----- Textauszug

Sag mal – was macht eigentlich …

 

Ingrid Pöhland vom Glücksgriff e.V. …

Sag mal, Ingrid Pöhland von ‚Glücksgriff‘

Die Frau, die für viele Menschen zu einem wahren Glücksgriff geworden ist

‚Glücksgriff‘ heißt das Second-Hand-Geschäft im 1. OG – und tatsächlich ist es ein wahrer Glücksgriff. Für all die Menschen, die hier an drei Tagen in der Woche Kleidung und sogar Bücher für kleinste Preise einkaufen können…und für all jene Menschen, denen die Verkaufserlöse zugute kommen. Die Frau, die diese Idee des sozialen Kreislaufs vor 15 Jahren entwickelt hat, und die von vielen in Schenefeld mit ‚Frau Glücksgriff‘ angesprochen wird, heißt Ingrid Pöhland. Sie ist die Vorsitzende des gemeinnützigen Trägervereins ‚Glücksgriff‘, der hinter dem Kaufhaus für den guten Zweck steht.

Sag mal, Ingrid Pöhland, haben Sie einmal nachgerechnet, mit wieviel Geld Sie und ihr ehrenamtliches Team in den vergangenen anderthalb Jahrzehnten soziale Projekte – also Menschen, Junge und Ältere – unterstützt haben?

Ingrid Pöhland überschlägt kurz die Zahlen, dann sagt sie mit einem Strahlen: „Eine gute halbe Million Euro kommt da zusammen.“

Ingrid Pöhland – das ist schon eine interessante Frau. 76 Jahre alt ist sie, also in einem Alter, in dem sie seit mehr als zehn Jahren die Rente und ein Leben ohne Arbeit genießen könnte. Aber diese vitale Frau ist anders gestrickt. „Jeden Morgen, wenn ich mit einer Tasse Kaffee den Tag beginne, frage ich mich: Was kann ich besser machen? Wo können wir helfen? Was ist gestern nicht so gut gelaufen?“ Kurze Pause, dann: „Meine Gedanken sind immer in Bewegung. Natürlich bin ich stolz, was ich mit meinem Team auf die Beine gestellt habe, und ich hätte auch nie mit diesem Riesenerfolg gerechnet, aber es gibt noch viel zu tun. Viele Menschen brauchen unsere Hilfe. Und deshalb gucke ich immer nach vorn, ich suche immer nach Lösungen.“

Ein Leben lang ist/war Ingrid Pöhland berufstätig. Angefangen hat sie bei der Post als einfache Angestellte – aber sie hat sich hoch gearbeitet. Nach dem Schalterdienst der Aufstieg in die Oberpostdirektion, danach der Sprung in die Gewerkschaft, anfangs ehrenamtlich, schließlich wurde sie Vorsitzende der Deutschen Postgewerkschaft in Hamburg. Als Vizevorsitzende bei Verdi hat sie 220 Menschen geführt. Eine kämpferische, eine mächtige Frau, die sich immer eingesetzt hat für andere Menschen, für deren Rechte. Doch irgendwann hat sie sich zurückgezogen aus dem täglichen Gewerkschaftsbusiness. „Da war ich 63,“ sagt sie, „aber viel zu jung, um nichts zu tun.“

Sag mal, Ingrid Pöhland, wie begann denn die Geschichte mit ‚Glücksgriff‘? Wann war der Moment, als Sie entschieden, Gutes zu tun?

----------

**Herausforderung**
Gib aus dem Text über Ingrid Pöhland den Abschnitt wortgetreu aus, der mit den Worten „Sag mal, Ingrid Pöhland von“ beginnt und mit „guten Zweck steht.“ endet. Die Datensätze stammen aus einer anderen Quelle.

----- Datensätze

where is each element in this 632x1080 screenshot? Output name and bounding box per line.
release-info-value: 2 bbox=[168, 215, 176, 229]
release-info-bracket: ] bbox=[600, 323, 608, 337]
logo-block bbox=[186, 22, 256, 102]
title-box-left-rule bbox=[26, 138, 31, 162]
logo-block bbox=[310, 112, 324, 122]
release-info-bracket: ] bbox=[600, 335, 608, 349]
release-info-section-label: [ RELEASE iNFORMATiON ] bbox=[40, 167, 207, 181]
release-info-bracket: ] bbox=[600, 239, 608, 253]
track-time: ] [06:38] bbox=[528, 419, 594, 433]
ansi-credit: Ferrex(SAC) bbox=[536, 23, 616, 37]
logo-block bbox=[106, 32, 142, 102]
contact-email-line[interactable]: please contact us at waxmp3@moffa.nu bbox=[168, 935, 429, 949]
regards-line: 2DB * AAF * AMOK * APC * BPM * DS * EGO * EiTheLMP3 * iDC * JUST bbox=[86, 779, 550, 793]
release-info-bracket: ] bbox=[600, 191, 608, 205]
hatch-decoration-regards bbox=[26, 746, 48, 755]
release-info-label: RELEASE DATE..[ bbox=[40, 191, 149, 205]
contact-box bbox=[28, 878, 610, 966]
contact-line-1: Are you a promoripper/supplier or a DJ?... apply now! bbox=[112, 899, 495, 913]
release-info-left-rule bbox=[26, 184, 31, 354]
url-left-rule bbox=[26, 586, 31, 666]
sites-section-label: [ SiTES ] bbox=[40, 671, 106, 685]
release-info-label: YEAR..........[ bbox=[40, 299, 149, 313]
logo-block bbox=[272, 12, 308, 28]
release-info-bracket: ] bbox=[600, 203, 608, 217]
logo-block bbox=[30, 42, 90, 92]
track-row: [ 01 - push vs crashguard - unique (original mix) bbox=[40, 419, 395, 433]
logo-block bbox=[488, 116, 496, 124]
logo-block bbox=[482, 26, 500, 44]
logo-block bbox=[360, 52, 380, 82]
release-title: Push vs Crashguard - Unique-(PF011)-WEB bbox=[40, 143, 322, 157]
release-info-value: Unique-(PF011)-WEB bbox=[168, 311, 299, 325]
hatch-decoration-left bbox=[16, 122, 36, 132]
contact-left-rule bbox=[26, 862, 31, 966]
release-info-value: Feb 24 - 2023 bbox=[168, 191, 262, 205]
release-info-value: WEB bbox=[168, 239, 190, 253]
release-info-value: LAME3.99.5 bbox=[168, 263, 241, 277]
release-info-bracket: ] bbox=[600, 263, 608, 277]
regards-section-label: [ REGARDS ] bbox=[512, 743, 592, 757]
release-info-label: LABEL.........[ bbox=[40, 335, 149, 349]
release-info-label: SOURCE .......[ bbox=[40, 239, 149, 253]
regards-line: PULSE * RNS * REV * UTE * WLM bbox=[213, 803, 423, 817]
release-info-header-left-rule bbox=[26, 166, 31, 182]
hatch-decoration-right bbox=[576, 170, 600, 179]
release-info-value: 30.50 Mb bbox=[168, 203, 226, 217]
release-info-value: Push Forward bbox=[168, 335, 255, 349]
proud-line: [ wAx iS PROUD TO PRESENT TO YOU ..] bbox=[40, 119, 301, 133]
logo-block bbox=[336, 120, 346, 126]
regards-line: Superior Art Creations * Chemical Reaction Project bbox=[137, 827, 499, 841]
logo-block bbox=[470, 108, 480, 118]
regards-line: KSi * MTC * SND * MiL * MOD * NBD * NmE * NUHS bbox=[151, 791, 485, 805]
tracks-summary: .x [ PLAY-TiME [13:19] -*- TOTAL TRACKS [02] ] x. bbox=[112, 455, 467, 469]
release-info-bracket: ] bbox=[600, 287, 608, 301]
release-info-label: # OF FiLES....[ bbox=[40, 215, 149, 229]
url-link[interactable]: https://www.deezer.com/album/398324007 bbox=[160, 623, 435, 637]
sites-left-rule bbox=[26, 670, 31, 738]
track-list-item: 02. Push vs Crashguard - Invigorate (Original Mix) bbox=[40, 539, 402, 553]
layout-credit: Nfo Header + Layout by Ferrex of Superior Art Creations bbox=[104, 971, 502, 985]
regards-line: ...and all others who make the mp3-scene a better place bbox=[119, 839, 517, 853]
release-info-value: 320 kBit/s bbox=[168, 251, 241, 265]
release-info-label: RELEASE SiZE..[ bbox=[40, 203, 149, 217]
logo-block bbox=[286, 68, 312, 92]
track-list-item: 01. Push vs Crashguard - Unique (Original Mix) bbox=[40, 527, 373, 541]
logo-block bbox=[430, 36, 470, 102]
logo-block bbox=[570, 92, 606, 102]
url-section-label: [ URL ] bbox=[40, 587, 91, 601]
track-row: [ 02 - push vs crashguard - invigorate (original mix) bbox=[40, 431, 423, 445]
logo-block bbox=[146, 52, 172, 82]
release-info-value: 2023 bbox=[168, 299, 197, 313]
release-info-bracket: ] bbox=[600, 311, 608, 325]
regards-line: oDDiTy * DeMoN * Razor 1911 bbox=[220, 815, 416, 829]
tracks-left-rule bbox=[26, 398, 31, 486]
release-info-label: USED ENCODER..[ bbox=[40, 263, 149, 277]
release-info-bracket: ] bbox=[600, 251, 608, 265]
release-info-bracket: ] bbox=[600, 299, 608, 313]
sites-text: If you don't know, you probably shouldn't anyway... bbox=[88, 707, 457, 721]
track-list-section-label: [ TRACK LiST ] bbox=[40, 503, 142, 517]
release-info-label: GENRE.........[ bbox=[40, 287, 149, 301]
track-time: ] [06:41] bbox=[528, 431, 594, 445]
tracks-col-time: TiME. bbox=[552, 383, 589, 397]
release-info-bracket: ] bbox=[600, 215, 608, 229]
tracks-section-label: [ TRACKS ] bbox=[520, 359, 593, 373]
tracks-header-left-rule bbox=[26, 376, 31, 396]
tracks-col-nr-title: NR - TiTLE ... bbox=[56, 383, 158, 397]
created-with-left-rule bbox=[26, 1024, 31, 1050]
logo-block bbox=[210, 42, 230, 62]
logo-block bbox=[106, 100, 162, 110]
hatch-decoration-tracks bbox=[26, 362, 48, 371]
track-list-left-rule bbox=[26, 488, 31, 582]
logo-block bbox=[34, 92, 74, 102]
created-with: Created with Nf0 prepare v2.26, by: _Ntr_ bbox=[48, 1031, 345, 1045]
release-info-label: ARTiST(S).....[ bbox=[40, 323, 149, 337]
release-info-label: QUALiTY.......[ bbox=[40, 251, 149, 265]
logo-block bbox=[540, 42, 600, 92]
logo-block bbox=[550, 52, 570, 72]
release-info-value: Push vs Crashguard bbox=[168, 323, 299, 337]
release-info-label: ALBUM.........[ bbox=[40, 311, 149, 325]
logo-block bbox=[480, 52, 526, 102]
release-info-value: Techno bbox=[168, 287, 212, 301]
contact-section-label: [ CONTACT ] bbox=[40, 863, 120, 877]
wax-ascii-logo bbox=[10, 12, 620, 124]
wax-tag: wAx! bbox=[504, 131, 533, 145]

----------

**Ausgearbeitete Lösung**
Sag mal, Ingrid Pöhland von ‚Glücksgriff‘

Die Frau, die für viele Menschen zu einem wahren Glücksgriff geworden ist

‚Glücksgriff‘ heißt das Second-Hand-Geschäft im 1. OG – und tatsächlich ist es ein wahrer Glücksgriff. Für all die Menschen, die hier an drei Tagen in der Woche Kleidung und sogar Bücher für kleinste Preise einkaufen können…und für all jene Menschen, denen die Verkaufserlöse zugute kommen. Die Frau, die diese Idee des sozialen Kreislaufs vor 15 Jahren entwickelt hat, und die von vielen in Schenefeld mit ‚Frau Glücksgriff‘ angesprochen wird, heißt Ingrid Pöhland. Sie ist die Vorsitzende des gemeinnützigen Trägervereins ‚Glücksgriff‘, der hinter dem Kaufhaus für den guten Zweck steht.